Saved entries
----------------------------------------
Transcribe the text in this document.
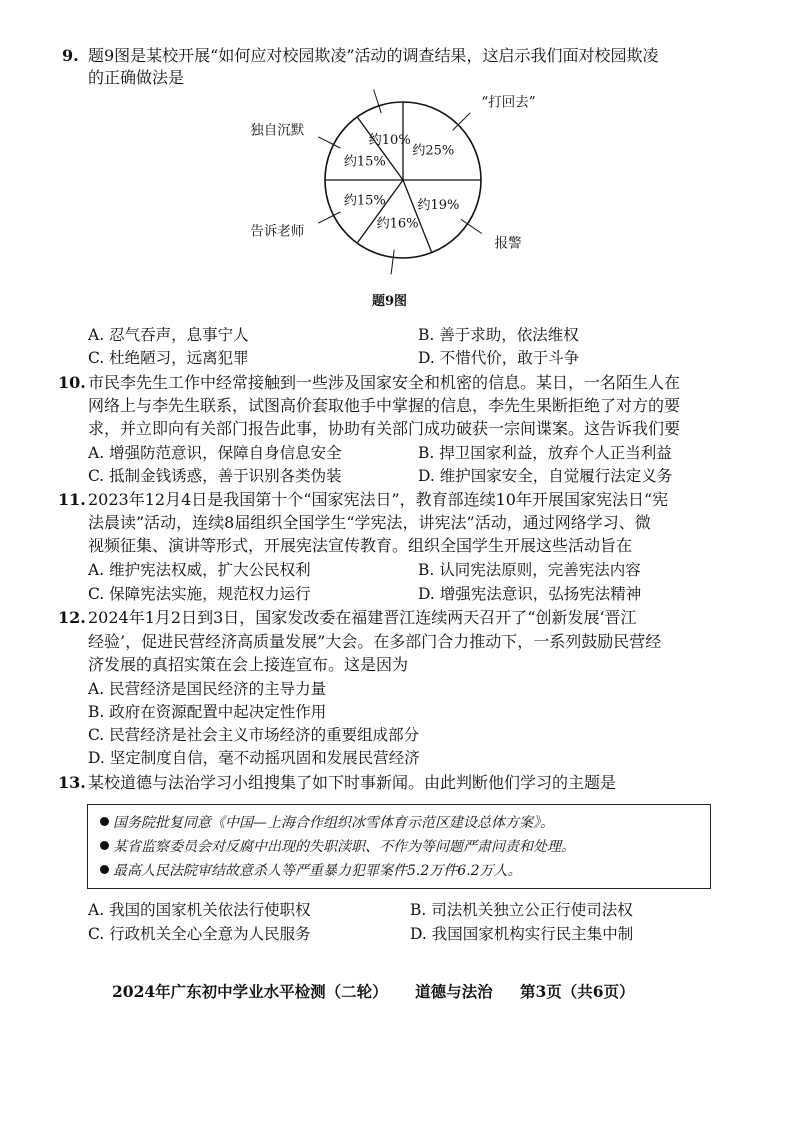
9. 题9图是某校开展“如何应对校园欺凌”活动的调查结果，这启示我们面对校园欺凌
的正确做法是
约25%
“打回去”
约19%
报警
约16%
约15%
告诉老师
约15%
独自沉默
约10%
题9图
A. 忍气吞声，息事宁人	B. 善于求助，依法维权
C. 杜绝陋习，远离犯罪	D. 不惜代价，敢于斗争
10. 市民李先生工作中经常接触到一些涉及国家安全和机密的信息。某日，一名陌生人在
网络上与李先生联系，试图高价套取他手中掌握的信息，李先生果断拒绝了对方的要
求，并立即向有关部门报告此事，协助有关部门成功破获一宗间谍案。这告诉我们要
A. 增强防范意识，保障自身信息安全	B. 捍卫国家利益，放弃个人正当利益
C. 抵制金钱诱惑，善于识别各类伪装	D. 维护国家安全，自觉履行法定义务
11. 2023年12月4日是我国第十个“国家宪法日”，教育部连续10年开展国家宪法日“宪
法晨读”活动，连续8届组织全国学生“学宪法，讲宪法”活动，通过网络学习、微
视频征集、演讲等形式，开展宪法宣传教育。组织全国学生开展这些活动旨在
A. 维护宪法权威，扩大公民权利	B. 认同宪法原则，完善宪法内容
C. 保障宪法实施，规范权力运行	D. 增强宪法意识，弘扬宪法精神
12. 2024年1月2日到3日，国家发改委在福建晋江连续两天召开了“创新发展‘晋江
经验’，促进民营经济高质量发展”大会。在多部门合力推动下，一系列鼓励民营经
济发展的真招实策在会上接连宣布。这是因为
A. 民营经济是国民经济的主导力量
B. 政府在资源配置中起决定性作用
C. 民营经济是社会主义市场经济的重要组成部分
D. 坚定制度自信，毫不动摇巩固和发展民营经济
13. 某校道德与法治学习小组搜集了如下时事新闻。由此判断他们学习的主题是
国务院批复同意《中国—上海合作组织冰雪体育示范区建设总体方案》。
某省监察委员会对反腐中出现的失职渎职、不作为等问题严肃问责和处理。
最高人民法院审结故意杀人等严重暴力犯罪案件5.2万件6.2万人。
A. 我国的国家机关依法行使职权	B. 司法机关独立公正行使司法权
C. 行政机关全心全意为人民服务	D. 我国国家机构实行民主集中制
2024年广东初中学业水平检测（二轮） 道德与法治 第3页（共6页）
----------------------------------------
▸ **Exercise requirements**:
The listing above must be printed again exactly, minus its pictures.

▸ **Full response**:
Transcribe the text in this document.
9. 题9图是某校开展“如何应对校园欺凌”活动的调查结果，这启示我们面对校园欺凌
的正确做法是
约25%
“打回去”
约19%
报警
约16%
约15%
告诉老师
约15%
独自沉默
约10%
题9图
A. 忍气吞声，息事宁人	B. 善于求助，依法维权
C. 杜绝陋习，远离犯罪	D. 不惜代价，敢于斗争
10. 市民李先生工作中经常接触到一些涉及国家安全和机密的信息。某日，一名陌生人在
网络上与李先生联系，试图高价套取他手中掌握的信息，李先生果断拒绝了对方的要
求，并立即向有关部门报告此事，协助有关部门成功破获一宗间谍案。这告诉我们要
A. 增强防范意识，保障自身信息安全	B. 捍卫国家利益，放弃个人正当利益
C. 抵制金钱诱惑，善于识别各类伪装	D. 维护国家安全，自觉履行法定义务
11. 2023年12月4日是我国第十个“国家宪法日”，教育部连续10年开展国家宪法日“宪
法晨读”活动，连续8届组织全国学生“学宪法，讲宪法”活动，通过网络学习、微
视频征集、演讲等形式，开展宪法宣传教育。组织全国学生开展这些活动旨在
A. 维护宪法权威，扩大公民权利	B. 认同宪法原则，完善宪法内容
C. 保障宪法实施，规范权力运行	D. 增强宪法意识，弘扬宪法精神
12. 2024年1月2日到3日，国家发改委在福建晋江连续两天召开了“创新发展‘晋江
经验’，促进民营经济高质量发展”大会。在多部门合力推动下，一系列鼓励民营经
济发展的真招实策在会上接连宣布。这是因为
A. 民营经济是国民经济的主导力量
B. 政府在资源配置中起决定性作用
C. 民营经济是社会主义市场经济的重要组成部分
D. 坚定制度自信，毫不动摇巩固和发展民营经济
13. 某校道德与法治学习小组搜集了如下时事新闻。由此判断他们学习的主题是
国务院批复同意《中国—上海合作组织冰雪体育示范区建设总体方案》。
某省监察委员会对反腐中出现的失职渎职、不作为等问题严肃问责和处理。
最高人民法院审结故意杀人等严重暴力犯罪案件5.2万件6.2万人。
A. 我国的国家机关依法行使职权	B. 司法机关独立公正行使司法权
C. 行政机关全心全意为人民服务	D. 我国国家机构实行民主集中制
2024年广东初中学业水平检测（二轮） 道德与法治 第3页（共6页）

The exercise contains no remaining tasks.